• YOUR TASK:
Extract and list every line that contains the word "pages".

• ENTRIES SUPPLIED:
— begin —
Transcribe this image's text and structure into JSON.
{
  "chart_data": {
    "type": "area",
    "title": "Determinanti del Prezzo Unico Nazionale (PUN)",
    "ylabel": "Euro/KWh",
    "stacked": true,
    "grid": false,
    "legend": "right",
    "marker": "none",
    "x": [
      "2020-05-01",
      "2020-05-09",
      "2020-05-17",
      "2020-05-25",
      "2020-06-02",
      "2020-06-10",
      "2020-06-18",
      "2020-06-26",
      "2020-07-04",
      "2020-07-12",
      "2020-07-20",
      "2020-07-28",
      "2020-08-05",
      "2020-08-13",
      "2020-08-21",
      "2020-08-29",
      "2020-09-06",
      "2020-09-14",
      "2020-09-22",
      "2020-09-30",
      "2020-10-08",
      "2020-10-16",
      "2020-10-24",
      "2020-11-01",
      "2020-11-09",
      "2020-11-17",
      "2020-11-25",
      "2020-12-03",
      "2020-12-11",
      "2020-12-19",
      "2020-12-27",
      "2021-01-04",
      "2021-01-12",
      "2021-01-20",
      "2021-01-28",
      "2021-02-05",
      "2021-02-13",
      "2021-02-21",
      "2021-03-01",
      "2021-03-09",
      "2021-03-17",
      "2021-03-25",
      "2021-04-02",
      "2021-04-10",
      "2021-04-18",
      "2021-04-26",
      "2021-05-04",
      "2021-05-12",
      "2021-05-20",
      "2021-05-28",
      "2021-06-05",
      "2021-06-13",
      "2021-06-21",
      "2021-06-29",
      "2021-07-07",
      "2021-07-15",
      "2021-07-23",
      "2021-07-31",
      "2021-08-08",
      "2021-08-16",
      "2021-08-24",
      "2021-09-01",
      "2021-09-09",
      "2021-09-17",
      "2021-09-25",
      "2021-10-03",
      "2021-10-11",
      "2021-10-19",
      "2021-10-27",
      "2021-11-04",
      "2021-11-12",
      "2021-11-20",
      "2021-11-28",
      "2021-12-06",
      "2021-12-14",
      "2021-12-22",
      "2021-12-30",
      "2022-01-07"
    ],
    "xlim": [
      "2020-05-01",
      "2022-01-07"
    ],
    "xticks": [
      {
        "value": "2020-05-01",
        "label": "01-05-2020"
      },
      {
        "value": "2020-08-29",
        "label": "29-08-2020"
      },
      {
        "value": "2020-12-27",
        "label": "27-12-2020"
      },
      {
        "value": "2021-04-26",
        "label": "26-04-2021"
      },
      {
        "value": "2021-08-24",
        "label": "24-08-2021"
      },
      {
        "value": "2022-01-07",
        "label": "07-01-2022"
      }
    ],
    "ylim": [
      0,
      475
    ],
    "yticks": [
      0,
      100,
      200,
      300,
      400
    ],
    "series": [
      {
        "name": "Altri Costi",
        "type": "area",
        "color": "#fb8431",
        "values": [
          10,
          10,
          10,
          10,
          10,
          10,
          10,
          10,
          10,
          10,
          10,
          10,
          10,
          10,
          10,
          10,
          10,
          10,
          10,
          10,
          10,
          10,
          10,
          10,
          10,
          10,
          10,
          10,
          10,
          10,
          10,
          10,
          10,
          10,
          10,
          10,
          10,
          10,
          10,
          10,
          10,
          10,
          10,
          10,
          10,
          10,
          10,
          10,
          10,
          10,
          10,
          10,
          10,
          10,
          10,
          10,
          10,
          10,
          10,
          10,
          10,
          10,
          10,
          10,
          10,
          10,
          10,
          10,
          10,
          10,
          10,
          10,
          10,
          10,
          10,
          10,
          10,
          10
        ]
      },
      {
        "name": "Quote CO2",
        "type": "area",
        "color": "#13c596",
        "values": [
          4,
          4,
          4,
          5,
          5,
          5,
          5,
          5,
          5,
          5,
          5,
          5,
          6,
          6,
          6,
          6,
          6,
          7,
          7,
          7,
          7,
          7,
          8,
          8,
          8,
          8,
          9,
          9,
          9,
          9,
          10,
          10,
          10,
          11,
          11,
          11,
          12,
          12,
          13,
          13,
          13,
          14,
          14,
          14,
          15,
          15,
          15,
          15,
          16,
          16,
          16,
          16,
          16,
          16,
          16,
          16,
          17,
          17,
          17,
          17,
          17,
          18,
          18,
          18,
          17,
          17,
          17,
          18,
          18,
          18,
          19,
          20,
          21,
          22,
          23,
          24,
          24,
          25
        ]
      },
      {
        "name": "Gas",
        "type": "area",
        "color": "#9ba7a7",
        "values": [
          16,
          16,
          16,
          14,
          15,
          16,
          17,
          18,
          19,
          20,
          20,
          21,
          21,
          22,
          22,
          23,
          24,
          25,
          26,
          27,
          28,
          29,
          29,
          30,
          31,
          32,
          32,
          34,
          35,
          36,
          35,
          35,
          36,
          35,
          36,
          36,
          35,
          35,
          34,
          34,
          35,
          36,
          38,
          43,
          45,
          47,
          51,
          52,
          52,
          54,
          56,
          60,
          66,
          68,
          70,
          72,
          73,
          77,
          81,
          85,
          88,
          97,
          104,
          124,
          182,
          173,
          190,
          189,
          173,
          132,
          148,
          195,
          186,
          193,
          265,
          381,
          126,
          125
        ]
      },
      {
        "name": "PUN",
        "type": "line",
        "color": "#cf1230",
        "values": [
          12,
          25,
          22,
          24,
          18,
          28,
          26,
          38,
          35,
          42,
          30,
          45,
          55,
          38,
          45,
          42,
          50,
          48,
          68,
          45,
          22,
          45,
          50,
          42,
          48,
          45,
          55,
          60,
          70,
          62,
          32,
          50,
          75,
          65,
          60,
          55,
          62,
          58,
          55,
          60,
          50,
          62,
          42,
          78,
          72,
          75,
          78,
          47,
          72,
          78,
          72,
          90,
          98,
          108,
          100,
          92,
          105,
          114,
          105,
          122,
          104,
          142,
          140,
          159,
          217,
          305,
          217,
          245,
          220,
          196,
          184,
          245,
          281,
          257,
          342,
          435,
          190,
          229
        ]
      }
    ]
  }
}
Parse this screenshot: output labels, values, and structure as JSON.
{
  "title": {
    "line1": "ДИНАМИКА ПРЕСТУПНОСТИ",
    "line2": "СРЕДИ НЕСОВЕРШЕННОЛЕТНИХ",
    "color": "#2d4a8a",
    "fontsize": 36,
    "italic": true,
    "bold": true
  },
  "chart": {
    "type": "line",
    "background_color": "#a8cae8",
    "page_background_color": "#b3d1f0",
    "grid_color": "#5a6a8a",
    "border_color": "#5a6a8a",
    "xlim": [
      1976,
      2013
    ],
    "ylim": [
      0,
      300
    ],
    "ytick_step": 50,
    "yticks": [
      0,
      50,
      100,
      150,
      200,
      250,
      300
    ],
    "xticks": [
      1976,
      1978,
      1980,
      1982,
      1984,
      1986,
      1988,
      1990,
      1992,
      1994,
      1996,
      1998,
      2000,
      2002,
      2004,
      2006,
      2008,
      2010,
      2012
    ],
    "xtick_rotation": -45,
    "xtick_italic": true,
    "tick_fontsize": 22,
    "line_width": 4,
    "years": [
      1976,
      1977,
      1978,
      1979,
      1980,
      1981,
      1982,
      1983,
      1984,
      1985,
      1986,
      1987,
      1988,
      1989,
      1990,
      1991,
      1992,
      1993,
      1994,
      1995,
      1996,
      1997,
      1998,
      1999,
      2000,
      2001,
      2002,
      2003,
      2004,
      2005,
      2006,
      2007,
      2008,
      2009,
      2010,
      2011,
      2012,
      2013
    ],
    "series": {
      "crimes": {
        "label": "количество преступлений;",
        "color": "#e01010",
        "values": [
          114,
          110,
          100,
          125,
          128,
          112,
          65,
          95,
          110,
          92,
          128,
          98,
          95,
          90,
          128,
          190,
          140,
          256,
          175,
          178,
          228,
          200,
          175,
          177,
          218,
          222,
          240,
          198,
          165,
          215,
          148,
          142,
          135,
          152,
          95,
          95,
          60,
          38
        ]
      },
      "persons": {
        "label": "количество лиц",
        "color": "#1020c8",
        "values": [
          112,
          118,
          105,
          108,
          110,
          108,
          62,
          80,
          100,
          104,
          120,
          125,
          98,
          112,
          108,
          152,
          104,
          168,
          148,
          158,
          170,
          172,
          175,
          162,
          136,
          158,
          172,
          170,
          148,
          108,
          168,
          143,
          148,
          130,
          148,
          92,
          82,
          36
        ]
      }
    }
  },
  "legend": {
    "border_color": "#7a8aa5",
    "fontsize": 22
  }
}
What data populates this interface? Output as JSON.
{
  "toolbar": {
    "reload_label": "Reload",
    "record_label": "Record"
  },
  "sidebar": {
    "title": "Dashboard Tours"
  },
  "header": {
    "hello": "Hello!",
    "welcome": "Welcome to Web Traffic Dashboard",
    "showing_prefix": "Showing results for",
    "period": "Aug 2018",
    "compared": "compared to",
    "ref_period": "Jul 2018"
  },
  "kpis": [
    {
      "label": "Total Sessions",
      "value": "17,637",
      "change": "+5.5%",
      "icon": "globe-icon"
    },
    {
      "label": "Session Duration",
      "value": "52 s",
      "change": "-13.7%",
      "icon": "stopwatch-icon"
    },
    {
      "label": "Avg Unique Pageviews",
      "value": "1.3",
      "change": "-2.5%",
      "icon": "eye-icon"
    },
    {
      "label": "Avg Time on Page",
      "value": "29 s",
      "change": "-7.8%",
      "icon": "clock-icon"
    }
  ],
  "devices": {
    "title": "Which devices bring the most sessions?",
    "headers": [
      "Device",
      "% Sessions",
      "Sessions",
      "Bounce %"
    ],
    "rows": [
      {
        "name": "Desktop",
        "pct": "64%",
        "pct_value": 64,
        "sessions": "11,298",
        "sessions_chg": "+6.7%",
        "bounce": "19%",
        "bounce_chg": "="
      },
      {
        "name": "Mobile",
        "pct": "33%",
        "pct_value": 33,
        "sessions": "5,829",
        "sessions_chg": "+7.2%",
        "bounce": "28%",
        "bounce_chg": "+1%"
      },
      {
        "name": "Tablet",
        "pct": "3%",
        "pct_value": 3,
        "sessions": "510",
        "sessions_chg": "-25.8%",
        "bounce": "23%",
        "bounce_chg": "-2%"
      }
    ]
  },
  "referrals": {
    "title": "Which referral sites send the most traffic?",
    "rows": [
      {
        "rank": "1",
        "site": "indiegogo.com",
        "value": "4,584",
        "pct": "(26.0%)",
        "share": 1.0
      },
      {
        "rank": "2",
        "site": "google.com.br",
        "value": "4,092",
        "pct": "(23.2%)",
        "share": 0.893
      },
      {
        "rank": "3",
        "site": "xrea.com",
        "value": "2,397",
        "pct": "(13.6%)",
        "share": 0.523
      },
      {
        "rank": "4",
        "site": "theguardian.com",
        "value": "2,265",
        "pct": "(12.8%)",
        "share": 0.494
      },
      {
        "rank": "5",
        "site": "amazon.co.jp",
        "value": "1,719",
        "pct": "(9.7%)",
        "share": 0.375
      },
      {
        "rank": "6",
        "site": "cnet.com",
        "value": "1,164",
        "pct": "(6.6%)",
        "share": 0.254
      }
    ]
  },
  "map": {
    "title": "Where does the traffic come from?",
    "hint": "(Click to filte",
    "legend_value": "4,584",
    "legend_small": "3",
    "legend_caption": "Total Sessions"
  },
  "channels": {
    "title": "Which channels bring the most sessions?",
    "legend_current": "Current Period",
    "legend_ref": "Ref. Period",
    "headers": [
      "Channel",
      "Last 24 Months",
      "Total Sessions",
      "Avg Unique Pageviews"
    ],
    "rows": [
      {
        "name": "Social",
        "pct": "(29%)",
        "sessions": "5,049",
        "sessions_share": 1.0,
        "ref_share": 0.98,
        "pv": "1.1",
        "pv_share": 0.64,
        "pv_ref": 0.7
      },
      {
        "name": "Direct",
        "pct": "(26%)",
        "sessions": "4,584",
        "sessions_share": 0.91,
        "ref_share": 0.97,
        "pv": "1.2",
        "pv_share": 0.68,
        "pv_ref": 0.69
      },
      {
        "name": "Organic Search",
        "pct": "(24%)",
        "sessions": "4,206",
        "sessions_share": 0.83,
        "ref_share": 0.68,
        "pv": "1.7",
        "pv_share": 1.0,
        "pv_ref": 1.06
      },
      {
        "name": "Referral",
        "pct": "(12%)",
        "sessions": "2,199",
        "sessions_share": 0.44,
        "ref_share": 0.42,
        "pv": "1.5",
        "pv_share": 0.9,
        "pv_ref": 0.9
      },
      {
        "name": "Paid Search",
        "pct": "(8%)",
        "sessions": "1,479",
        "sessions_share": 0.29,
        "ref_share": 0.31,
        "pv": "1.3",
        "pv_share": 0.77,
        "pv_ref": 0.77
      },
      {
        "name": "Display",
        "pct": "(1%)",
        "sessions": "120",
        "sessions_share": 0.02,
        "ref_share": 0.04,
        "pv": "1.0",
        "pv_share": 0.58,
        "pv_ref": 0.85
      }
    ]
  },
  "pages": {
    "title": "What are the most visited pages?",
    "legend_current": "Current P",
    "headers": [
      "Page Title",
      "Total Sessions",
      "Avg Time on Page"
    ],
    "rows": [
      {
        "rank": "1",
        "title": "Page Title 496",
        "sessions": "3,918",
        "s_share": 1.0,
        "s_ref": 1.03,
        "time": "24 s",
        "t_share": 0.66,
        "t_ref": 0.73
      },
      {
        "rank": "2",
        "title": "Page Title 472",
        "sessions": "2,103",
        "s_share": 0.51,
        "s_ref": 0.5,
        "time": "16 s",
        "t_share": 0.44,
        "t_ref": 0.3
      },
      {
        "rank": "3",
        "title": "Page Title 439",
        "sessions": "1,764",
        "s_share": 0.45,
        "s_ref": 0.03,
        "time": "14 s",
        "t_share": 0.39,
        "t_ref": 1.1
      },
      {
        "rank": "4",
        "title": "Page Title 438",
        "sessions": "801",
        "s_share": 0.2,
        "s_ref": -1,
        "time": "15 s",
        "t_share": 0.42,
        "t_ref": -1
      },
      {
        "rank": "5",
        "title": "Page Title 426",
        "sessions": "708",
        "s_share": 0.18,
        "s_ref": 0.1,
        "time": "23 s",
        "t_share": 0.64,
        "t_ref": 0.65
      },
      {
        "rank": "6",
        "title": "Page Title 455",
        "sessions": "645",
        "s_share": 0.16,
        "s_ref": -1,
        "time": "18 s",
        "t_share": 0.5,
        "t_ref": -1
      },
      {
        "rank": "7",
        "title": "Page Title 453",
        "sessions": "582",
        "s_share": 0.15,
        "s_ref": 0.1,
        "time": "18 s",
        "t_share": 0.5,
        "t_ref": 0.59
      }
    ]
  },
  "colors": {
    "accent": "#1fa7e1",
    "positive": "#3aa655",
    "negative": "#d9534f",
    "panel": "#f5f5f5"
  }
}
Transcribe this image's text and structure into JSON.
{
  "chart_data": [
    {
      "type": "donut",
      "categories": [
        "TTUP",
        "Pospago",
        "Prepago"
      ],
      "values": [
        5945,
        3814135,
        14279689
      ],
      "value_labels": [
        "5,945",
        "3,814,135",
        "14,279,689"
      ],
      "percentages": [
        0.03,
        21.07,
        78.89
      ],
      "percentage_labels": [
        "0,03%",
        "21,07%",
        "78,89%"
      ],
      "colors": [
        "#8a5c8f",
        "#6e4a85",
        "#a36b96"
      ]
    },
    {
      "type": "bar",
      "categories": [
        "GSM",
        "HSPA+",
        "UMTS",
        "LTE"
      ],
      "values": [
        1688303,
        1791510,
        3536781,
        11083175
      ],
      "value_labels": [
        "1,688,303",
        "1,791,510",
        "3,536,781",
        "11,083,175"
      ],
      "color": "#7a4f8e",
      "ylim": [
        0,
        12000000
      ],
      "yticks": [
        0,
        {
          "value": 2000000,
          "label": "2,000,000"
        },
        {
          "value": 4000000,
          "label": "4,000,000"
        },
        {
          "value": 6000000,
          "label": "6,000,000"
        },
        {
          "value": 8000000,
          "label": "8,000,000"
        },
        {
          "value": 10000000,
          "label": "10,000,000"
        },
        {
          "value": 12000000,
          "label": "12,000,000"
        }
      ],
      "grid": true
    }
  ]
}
— end —
• CORRECT ANSWER:
  "pages": {
    "title": "What are the most visited pages?",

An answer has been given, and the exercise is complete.